▼

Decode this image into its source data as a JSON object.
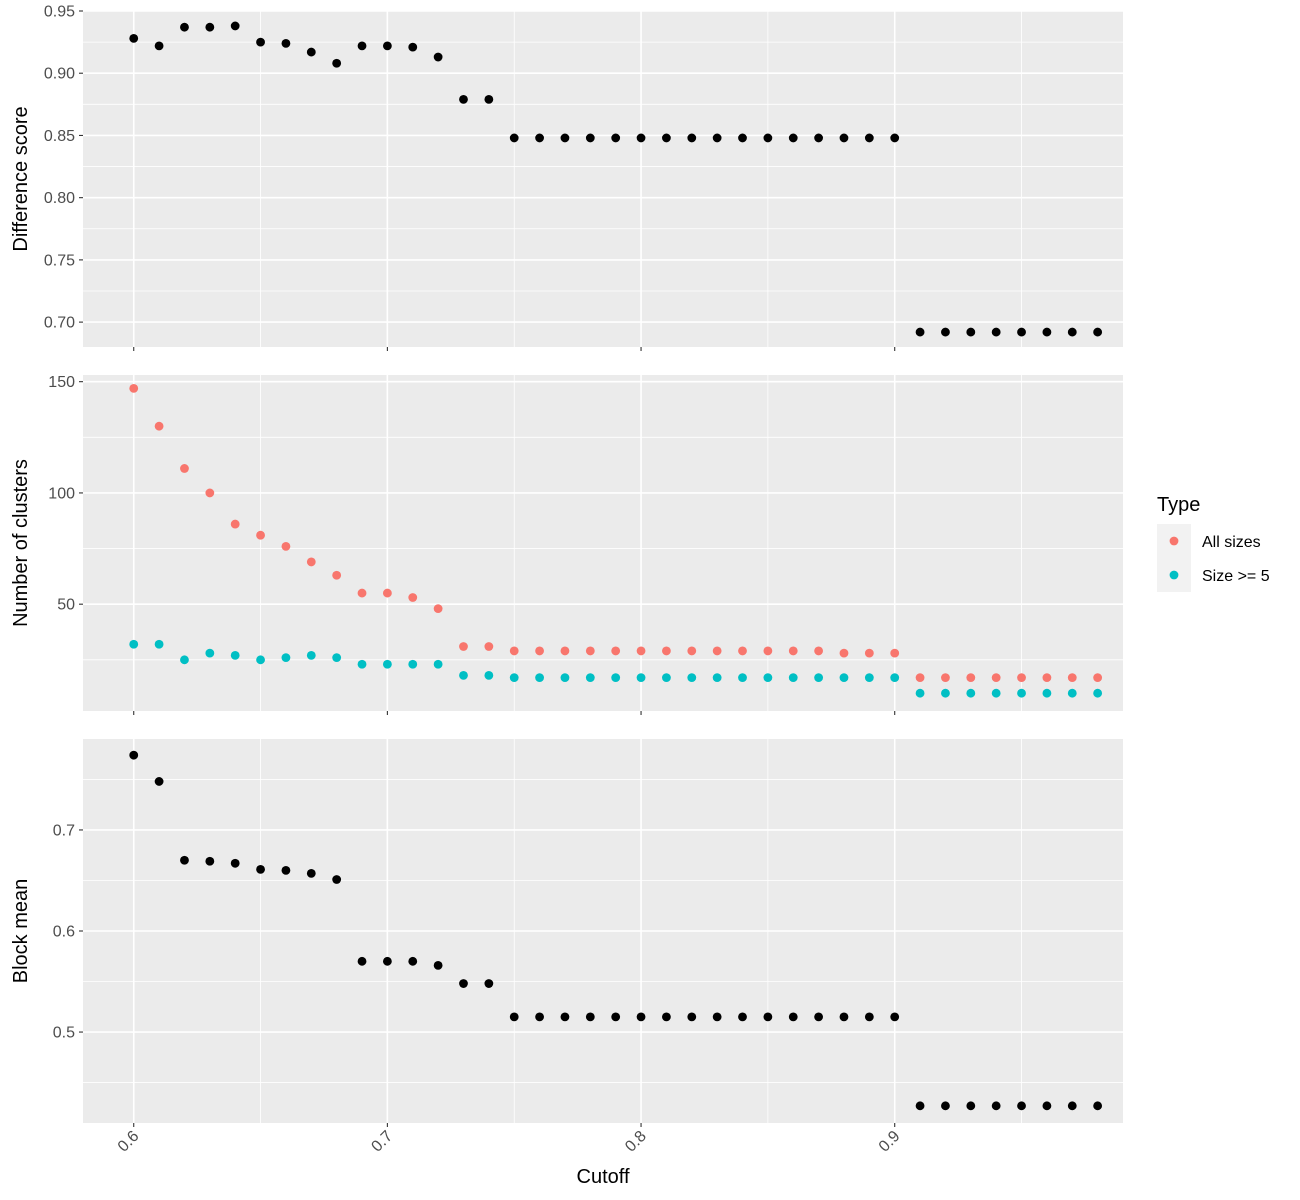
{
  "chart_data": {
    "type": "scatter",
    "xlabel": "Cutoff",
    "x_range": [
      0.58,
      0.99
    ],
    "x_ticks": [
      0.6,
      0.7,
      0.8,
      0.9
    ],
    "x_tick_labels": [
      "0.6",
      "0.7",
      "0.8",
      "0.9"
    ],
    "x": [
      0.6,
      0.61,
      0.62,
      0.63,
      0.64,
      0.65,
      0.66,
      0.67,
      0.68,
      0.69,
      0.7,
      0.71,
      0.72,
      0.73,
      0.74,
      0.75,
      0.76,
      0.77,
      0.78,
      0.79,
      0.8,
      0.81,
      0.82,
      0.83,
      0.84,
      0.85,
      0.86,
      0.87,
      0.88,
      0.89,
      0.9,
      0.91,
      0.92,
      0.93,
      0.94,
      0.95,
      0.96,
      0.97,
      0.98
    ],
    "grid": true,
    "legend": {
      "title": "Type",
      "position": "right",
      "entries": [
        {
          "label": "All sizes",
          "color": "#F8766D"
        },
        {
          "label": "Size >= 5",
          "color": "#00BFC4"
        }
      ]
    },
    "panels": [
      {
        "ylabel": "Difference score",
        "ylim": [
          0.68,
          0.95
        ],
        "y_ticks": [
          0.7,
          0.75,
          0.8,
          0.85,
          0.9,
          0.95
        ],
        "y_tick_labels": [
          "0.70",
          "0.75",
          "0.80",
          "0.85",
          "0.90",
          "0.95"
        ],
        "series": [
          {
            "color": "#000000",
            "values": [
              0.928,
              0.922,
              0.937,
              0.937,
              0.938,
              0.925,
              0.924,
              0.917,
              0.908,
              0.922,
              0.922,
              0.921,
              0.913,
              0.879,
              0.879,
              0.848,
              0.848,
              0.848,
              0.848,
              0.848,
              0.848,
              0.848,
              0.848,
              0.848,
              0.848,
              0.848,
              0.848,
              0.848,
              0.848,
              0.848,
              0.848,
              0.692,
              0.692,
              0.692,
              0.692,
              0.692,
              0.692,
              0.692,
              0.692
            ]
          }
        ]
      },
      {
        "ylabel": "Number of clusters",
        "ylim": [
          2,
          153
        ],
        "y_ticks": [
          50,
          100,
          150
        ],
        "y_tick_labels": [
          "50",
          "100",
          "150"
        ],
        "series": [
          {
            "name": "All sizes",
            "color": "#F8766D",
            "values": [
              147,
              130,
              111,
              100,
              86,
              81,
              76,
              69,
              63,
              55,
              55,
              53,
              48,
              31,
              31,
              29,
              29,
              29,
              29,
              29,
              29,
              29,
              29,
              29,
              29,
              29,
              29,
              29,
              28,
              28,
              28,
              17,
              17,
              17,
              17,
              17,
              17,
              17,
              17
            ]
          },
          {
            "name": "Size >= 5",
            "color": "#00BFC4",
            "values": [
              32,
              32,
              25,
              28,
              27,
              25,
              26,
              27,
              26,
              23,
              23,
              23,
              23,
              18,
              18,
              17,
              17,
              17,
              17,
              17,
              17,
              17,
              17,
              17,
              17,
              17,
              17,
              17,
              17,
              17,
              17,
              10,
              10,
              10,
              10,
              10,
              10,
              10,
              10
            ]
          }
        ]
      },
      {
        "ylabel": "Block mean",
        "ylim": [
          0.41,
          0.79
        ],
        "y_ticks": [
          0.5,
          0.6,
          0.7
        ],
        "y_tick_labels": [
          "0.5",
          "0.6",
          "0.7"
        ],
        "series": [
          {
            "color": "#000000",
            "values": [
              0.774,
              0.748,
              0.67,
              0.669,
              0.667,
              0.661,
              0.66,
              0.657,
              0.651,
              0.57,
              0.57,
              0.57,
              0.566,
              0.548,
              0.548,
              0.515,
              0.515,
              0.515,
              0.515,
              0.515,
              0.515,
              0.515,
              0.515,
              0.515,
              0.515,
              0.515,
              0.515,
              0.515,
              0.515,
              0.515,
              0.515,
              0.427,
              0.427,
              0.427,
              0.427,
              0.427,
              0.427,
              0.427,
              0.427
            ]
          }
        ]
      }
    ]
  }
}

▲

§ **GOAL**:
Copy each line in full and exactly, omitting any picture.

§ **EXERCISE SOLUTION**:
Decode this image into its source data as a JSON object.
{
  "chart_data": {
    "type": "scatter",
    "xlabel": "Cutoff",
    "x_range": [
      0.58,
      0.99
    ],
    "x_ticks": [
      0.6,
      0.7,
      0.8,
      0.9
    ],
    "x_tick_labels": [
      "0.6",
      "0.7",
      "0.8",
      "0.9"
    ],
    "x": [
      0.6,
      0.61,
      0.62,
      0.63,
      0.64,
      0.65,
      0.66,
      0.67,
      0.68,
      0.69,
      0.7,
      0.71,
      0.72,
      0.73,
      0.74,
      0.75,
      0.76,
      0.77,
      0.78,
      0.79,
      0.8,
      0.81,
      0.82,
      0.83,
      0.84,
      0.85,
      0.86,
      0.87,
      0.88,
      0.89,
      0.9,
      0.91,
      0.92,
      0.93,
      0.94,
      0.95,
      0.96,
      0.97,
      0.98
    ],
    "grid": true,
    "legend": {
      "title": "Type",
      "position": "right",
      "entries": [
        {
          "label": "All sizes",
          "color": "#F8766D"
        },
        {
          "label": "Size >= 5",
          "color": "#00BFC4"
        }
      ]
    },
    "panels": [
      {
        "ylabel": "Difference score",
        "ylim": [
          0.68,
          0.95
        ],
        "y_ticks": [
          0.7,
          0.75,
          0.8,
          0.85,
          0.9,
          0.95
        ],
        "y_tick_labels": [
          "0.70",
          "0.75",
          "0.80",
          "0.85",
          "0.90",
          "0.95"
        ],
        "series": [
          {
            "color": "#000000",
            "values": [
              0.928,
              0.922,
              0.937,
              0.937,
              0.938,
              0.925,
              0.924,
              0.917,
              0.908,
              0.922,
              0.922,
              0.921,
              0.913,
              0.879,
              0.879,
              0.848,
              0.848,
              0.848,
              0.848,
              0.848,
              0.848,
              0.848,
              0.848,
              0.848,
              0.848,
              0.848,
              0.848,
              0.848,
              0.848,
              0.848,
              0.848,
              0.692,
              0.692,
              0.692,
              0.692,
              0.692,
              0.692,
              0.692,
              0.692
            ]
          }
        ]
      },
      {
        "ylabel": "Number of clusters",
        "ylim": [
          2,
          153
        ],
        "y_ticks": [
          50,
          100,
          150
        ],
        "y_tick_labels": [
          "50",
          "100",
          "150"
        ],
        "series": [
          {
            "name": "All sizes",
            "color": "#F8766D",
            "values": [
              147,
              130,
              111,
              100,
              86,
              81,
              76,
              69,
              63,
              55,
              55,
              53,
              48,
              31,
              31,
              29,
              29,
              29,
              29,
              29,
              29,
              29,
              29,
              29,
              29,
              29,
              29,
              29,
              28,
              28,
              28,
              17,
              17,
              17,
              17,
              17,
              17,
              17,
              17
            ]
          },
          {
            "name": "Size >= 5",
            "color": "#00BFC4",
            "values": [
              32,
              32,
              25,
              28,
              27,
              25,
              26,
              27,
              26,
              23,
              23,
              23,
              23,
              18,
              18,
              17,
              17,
              17,
              17,
              17,
              17,
              17,
              17,
              17,
              17,
              17,
              17,
              17,
              17,
              17,
              17,
              10,
              10,
              10,
              10,
              10,
              10,
              10,
              10
            ]
          }
        ]
      },
      {
        "ylabel": "Block mean",
        "ylim": [
          0.41,
          0.79
        ],
        "y_ticks": [
          0.5,
          0.6,
          0.7
        ],
        "y_tick_labels": [
          "0.5",
          "0.6",
          "0.7"
        ],
        "series": [
          {
            "color": "#000000",
            "values": [
              0.774,
              0.748,
              0.67,
              0.669,
              0.667,
              0.661,
              0.66,
              0.657,
              0.651,
              0.57,
              0.57,
              0.57,
              0.566,
              0.548,
              0.548,
              0.515,
              0.515,
              0.515,
              0.515,
              0.515,
              0.515,
              0.515,
              0.515,
              0.515,
              0.515,
              0.515,
              0.515,
              0.515,
              0.515,
              0.515,
              0.515,
              0.427,
              0.427,
              0.427,
              0.427,
              0.427,
              0.427,
              0.427,
              0.427
            ]
          }
        ]
      }
    ]
  }
}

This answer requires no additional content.